__PROBLEM REQUIREMENTS__: Transcribe all of the material below word for word and leave out its pictures.

-- Start ENTRIES PROVIDED --

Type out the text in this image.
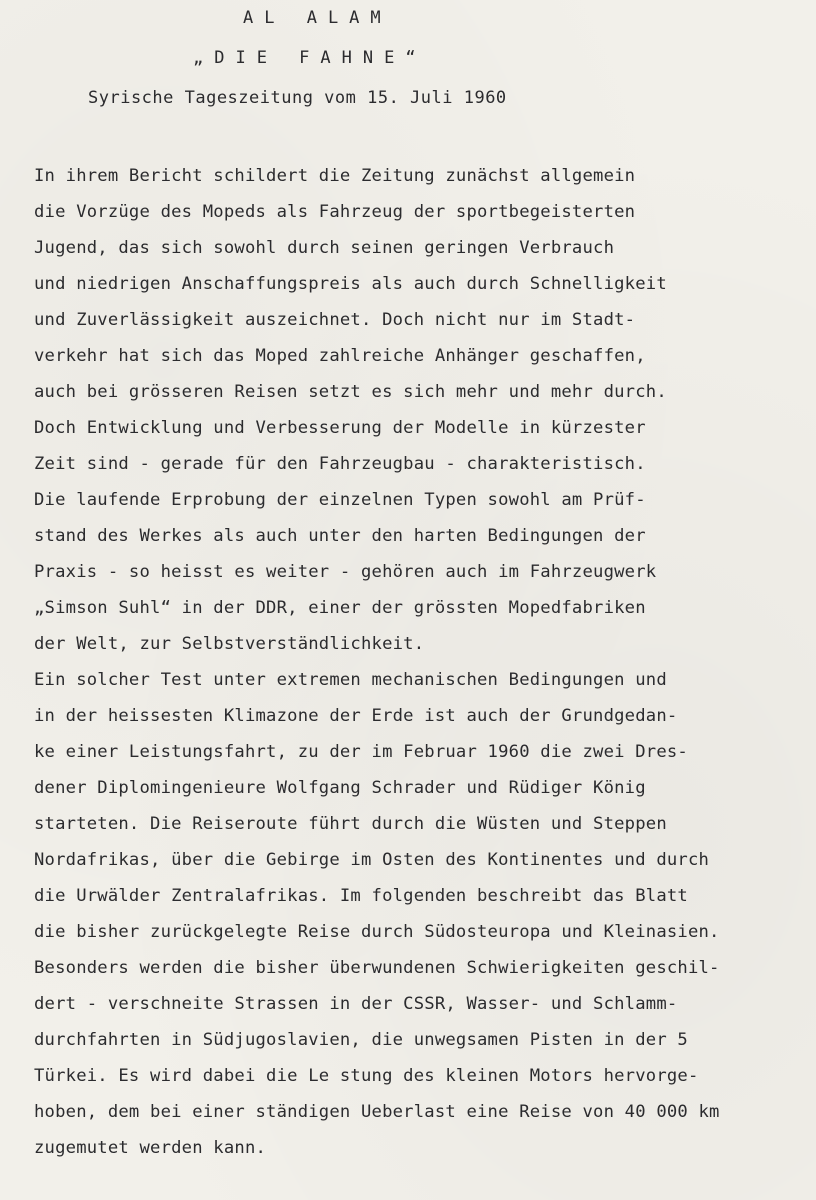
AL ALAM
„DIE FAHNE“
Syrische Tageszeitung vom 15. Juli 1960
In ihrem Bericht schildert die Zeitung zunächst allgemein
die Vorzüge des Mopeds als Fahrzeug der sportbegeisterten
Jugend, das sich sowohl durch seinen geringen Verbrauch
und niedrigen Anschaffungspreis als auch durch Schnelligkeit
und Zuverlässigkeit auszeichnet. Doch nicht nur im Stadt-
verkehr hat sich das Moped zahlreiche Anhänger geschaffen,
auch bei grösseren Reisen setzt es sich mehr und mehr durch.
Doch Entwicklung und Verbesserung der Modelle in kürzester
Zeit sind - gerade für den Fahrzeugbau - charakteristisch.
Die laufende Erprobung der einzelnen Typen sowohl am Prüf-
stand des Werkes als auch unter den harten Bedingungen der
Praxis - so heisst es weiter - gehören auch im Fahrzeugwerk
„Simson Suhl“ in der DDR, einer der grössten Mopedfabriken
der Welt, zur Selbstverständlichkeit.
Ein solcher Test unter extremen mechanischen Bedingungen und
in der heissesten Klimazone der Erde ist auch der Grundgedan-
ke einer Leistungsfahrt, zu der im Februar 1960 die zwei Dres-
dener Diplomingenieure Wolfgang Schrader und Rüdiger König
starteten. Die Reiseroute führt durch die Wüsten und Steppen
Nordafrikas, über die Gebirge im Osten des Kontinentes und durch
die Urwälder Zentralafrikas. Im folgenden beschreibt das Blatt
die bisher zurückgelegte Reise durch Südosteuropa und Kleinasien.
Besonders werden die bisher überwundenen Schwierigkeiten geschil-
dert - verschneite Strassen in der CSSR, Wasser- und Schlamm-
durchfahrten in Südjugoslavien, die unwegsamen Pisten in der 5
Türkei. Es wird dabei die Le stung des kleinen Motors hervorge-
hoben, dem bei einer ständigen Ueberlast eine Reise von 40 000 km
zugemutet werden kann.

-- End ENTRIES PROVIDED --

__SOLVED PROBLEM__:
Type out the text in this image.
AL ALAM
„DIE FAHNE“
Syrische Tageszeitung vom 15. Juli 1960
In ihrem Bericht schildert die Zeitung zunächst allgemein
die Vorzüge des Mopeds als Fahrzeug der sportbegeisterten
Jugend, das sich sowohl durch seinen geringen Verbrauch
und niedrigen Anschaffungspreis als auch durch Schnelligkeit
und Zuverlässigkeit auszeichnet. Doch nicht nur im Stadt-
verkehr hat sich das Moped zahlreiche Anhänger geschaffen,
auch bei grösseren Reisen setzt es sich mehr und mehr durch.
Doch Entwicklung und Verbesserung der Modelle in kürzester
Zeit sind - gerade für den Fahrzeugbau - charakteristisch.
Die laufende Erprobung der einzelnen Typen sowohl am Prüf-
stand des Werkes als auch unter den harten Bedingungen der
Praxis - so heisst es weiter - gehören auch im Fahrzeugwerk
„Simson Suhl“ in der DDR, einer der grössten Mopedfabriken
der Welt, zur Selbstverständlichkeit.
Ein solcher Test unter extremen mechanischen Bedingungen und
in der heissesten Klimazone der Erde ist auch der Grundgedan-
ke einer Leistungsfahrt, zu der im Februar 1960 die zwei Dres-
dener Diplomingenieure Wolfgang Schrader und Rüdiger König
starteten. Die Reiseroute führt durch die Wüsten und Steppen
Nordafrikas, über die Gebirge im Osten des Kontinentes und durch
die Urwälder Zentralafrikas. Im folgenden beschreibt das Blatt
die bisher zurückgelegte Reise durch Südosteuropa und Kleinasien.
Besonders werden die bisher überwundenen Schwierigkeiten geschil-
dert - verschneite Strassen in der CSSR, Wasser- und Schlamm-
durchfahrten in Südjugoslavien, die unwegsamen Pisten in der 5
Türkei. Es wird dabei die Le stung des kleinen Motors hervorge-
hoben, dem bei einer ständigen Ueberlast eine Reise von 40 000 km
zugemutet werden kann.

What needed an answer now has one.